REQUIRED WORK: Read the records below. Copy each line where the string "ylabel" occurs.

SUPPLIED DATA:
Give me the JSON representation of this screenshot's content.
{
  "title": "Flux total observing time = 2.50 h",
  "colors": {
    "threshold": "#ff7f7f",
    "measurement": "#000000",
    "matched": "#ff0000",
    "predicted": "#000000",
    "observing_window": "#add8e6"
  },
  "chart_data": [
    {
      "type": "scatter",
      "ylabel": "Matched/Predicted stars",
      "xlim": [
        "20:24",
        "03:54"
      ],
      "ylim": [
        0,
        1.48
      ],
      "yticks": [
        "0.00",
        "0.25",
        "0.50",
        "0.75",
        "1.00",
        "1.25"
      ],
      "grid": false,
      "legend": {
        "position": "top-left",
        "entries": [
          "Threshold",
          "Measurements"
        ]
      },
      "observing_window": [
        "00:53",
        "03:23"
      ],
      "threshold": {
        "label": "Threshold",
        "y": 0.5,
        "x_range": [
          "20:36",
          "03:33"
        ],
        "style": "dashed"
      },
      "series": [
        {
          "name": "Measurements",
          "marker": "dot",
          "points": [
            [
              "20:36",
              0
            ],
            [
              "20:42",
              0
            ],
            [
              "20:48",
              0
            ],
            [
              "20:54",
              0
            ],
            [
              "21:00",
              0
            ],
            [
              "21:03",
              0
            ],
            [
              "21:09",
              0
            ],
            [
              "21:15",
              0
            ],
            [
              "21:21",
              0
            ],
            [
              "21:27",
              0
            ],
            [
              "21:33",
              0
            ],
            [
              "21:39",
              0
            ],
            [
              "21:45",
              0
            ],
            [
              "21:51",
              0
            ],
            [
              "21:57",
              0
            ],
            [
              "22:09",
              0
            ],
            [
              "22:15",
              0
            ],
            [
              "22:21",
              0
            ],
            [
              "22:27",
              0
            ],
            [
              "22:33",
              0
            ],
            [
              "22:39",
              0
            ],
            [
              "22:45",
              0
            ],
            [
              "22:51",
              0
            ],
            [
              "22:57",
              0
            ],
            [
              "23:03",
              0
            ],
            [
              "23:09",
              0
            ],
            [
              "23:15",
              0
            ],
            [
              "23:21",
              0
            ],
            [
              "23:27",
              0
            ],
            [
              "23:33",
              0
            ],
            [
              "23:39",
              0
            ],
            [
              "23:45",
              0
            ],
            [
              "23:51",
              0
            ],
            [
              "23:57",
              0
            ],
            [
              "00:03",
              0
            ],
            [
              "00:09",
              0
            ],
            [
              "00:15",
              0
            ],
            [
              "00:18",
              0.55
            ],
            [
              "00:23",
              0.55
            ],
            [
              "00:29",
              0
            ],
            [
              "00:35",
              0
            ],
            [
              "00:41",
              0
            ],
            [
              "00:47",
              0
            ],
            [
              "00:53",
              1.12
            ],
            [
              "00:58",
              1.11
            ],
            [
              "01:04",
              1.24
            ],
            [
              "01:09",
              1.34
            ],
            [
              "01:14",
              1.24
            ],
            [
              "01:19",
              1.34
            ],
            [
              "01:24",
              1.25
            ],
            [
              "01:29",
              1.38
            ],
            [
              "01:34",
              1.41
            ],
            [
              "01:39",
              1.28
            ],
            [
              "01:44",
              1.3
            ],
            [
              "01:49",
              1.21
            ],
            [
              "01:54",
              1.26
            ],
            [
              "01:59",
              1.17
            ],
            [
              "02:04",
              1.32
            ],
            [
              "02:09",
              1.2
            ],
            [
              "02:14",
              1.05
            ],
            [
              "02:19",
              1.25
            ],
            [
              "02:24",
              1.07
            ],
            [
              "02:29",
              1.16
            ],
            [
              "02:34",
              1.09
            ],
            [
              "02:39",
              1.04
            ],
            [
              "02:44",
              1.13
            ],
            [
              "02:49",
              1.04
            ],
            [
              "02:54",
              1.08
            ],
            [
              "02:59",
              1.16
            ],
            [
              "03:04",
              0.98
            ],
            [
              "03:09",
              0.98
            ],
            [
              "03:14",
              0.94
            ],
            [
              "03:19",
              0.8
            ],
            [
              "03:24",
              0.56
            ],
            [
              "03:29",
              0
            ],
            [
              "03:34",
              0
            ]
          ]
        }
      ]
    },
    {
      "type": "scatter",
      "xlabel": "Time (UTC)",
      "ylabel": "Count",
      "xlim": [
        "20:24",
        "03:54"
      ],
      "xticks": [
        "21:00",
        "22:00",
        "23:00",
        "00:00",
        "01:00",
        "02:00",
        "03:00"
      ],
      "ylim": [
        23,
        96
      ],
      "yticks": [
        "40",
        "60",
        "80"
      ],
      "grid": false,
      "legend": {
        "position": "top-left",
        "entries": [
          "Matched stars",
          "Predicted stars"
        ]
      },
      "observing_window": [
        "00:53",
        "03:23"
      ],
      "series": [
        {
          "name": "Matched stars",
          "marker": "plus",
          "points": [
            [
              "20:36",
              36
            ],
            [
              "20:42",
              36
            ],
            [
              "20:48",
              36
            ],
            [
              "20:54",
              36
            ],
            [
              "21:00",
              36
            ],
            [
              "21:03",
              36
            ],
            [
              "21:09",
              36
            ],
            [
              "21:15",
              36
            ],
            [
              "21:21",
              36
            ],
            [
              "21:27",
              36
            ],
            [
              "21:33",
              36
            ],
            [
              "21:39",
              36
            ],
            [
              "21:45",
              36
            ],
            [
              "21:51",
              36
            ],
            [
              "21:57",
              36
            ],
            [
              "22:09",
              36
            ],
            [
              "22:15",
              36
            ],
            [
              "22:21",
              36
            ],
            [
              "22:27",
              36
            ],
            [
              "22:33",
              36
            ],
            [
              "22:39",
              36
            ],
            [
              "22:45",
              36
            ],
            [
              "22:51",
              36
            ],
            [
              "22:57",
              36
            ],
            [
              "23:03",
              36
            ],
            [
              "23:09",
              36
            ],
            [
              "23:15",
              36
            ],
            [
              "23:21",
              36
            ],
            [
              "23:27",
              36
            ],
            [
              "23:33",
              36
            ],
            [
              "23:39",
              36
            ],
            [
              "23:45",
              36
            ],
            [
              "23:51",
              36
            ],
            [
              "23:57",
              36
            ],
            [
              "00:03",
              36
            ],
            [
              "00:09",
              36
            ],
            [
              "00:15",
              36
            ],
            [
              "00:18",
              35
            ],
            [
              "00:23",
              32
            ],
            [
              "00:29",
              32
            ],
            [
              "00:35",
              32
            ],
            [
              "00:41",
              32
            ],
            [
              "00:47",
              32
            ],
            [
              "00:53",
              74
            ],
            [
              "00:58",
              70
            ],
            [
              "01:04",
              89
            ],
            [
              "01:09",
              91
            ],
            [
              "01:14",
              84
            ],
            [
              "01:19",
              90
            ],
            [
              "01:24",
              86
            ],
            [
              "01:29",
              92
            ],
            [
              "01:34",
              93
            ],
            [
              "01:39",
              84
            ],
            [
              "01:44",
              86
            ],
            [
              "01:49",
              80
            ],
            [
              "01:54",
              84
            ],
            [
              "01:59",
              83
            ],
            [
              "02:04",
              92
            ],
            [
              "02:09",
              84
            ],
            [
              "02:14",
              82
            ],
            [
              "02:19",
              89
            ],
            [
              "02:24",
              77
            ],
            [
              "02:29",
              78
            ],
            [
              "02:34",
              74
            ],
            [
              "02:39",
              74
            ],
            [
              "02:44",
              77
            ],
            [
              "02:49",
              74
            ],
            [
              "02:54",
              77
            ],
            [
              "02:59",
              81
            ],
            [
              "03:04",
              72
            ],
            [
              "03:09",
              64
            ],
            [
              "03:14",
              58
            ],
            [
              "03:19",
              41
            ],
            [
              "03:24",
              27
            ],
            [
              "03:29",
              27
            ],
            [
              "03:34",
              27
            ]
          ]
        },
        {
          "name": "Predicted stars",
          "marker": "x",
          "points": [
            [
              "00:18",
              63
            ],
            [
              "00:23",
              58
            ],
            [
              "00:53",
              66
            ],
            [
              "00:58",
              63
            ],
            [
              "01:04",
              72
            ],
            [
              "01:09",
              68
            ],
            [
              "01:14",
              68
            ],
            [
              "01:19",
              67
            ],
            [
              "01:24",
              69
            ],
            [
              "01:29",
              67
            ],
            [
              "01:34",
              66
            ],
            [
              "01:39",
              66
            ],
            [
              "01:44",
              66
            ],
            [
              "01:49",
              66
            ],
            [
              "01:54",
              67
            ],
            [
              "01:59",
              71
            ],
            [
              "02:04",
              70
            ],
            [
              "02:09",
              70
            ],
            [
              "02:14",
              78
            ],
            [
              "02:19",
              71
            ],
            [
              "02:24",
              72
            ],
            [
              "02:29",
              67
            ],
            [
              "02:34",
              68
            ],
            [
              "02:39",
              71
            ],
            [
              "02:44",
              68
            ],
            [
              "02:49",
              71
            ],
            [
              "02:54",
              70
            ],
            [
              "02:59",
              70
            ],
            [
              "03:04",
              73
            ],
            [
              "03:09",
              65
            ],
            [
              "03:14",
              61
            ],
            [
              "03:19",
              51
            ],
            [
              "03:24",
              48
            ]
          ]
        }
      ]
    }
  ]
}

ANSWER TO THIS TASK:
      "ylabel": "Matched/Predicted stars",
      "ylabel": "Count",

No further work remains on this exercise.